◆ **WRITTEN INSTRUCTION**
Give every line from the entries that contains "this".

◆ **EXTRACTED MATERIAL**

::::::

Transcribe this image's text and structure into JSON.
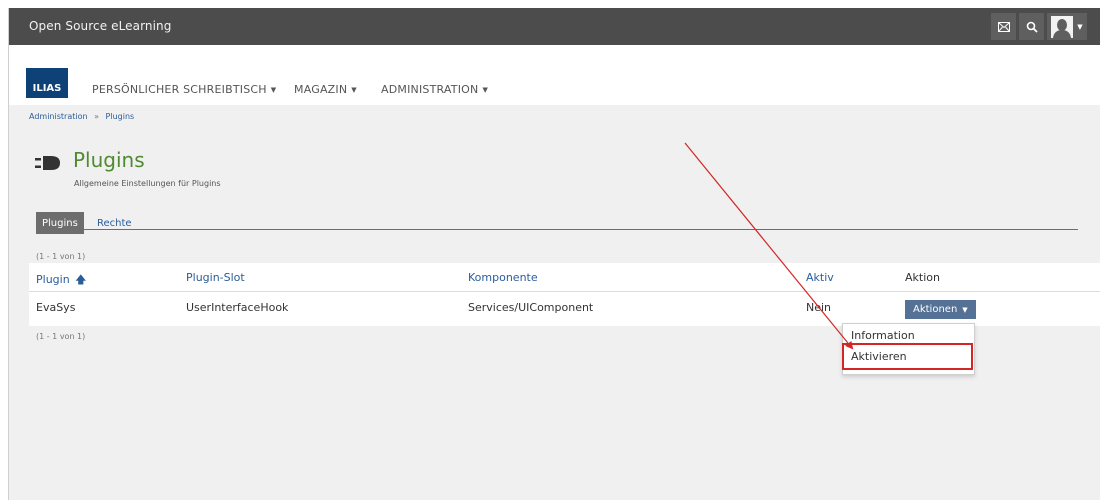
{
  "topbar": {
    "title": "Open Source eLearning",
    "icons": [
      "envelope-icon",
      "search-icon",
      "user-avatar-icon"
    ]
  },
  "logo": {
    "text": "ILIAS"
  },
  "mainnav": [
    {
      "label": "PERSÖNLICHER SCHREIBTISCH"
    },
    {
      "label": "MAGAZIN"
    },
    {
      "label": "ADMINISTRATION"
    }
  ],
  "breadcrumb": {
    "items": [
      "Administration",
      "Plugins"
    ],
    "separator": "»"
  },
  "page": {
    "title": "Plugins",
    "subtitle": "Allgemeine Einstellungen für Plugins",
    "title_color": "#4f8a30"
  },
  "tabs": [
    {
      "label": "Plugins",
      "active": true
    },
    {
      "label": "Rechte",
      "active": false
    }
  ],
  "table": {
    "range_text": "(1 - 1 von 1)",
    "columns": [
      "Plugin",
      "Plugin-Slot",
      "Komponente",
      "Aktiv",
      "Aktion"
    ],
    "sort_indicator": "🡅",
    "rows": [
      {
        "plugin": "EvaSys",
        "slot": "UserInterfaceHook",
        "komponente": "Services/UIComponent",
        "aktiv": "Nein",
        "aktion": "Aktionen"
      }
    ]
  },
  "dropdown": {
    "items": [
      "Information",
      "Aktivieren"
    ],
    "highlighted_item": "Aktivieren"
  },
  "colors": {
    "topbar": "#4c4c4c",
    "link": "#2a5d9a",
    "action_button": "#557196",
    "annotation_red": "#d32626"
  }
}
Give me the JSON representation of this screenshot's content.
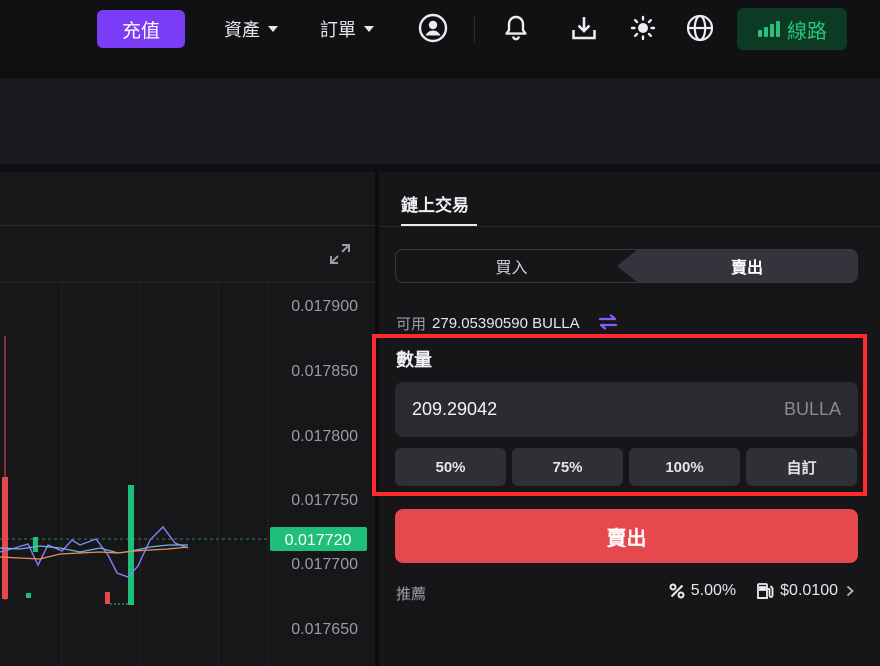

::::::

◆ **THE RESULT**
Transcribe this image's text and structure into JSON.
Give me the JSON representation of this screenshot's content.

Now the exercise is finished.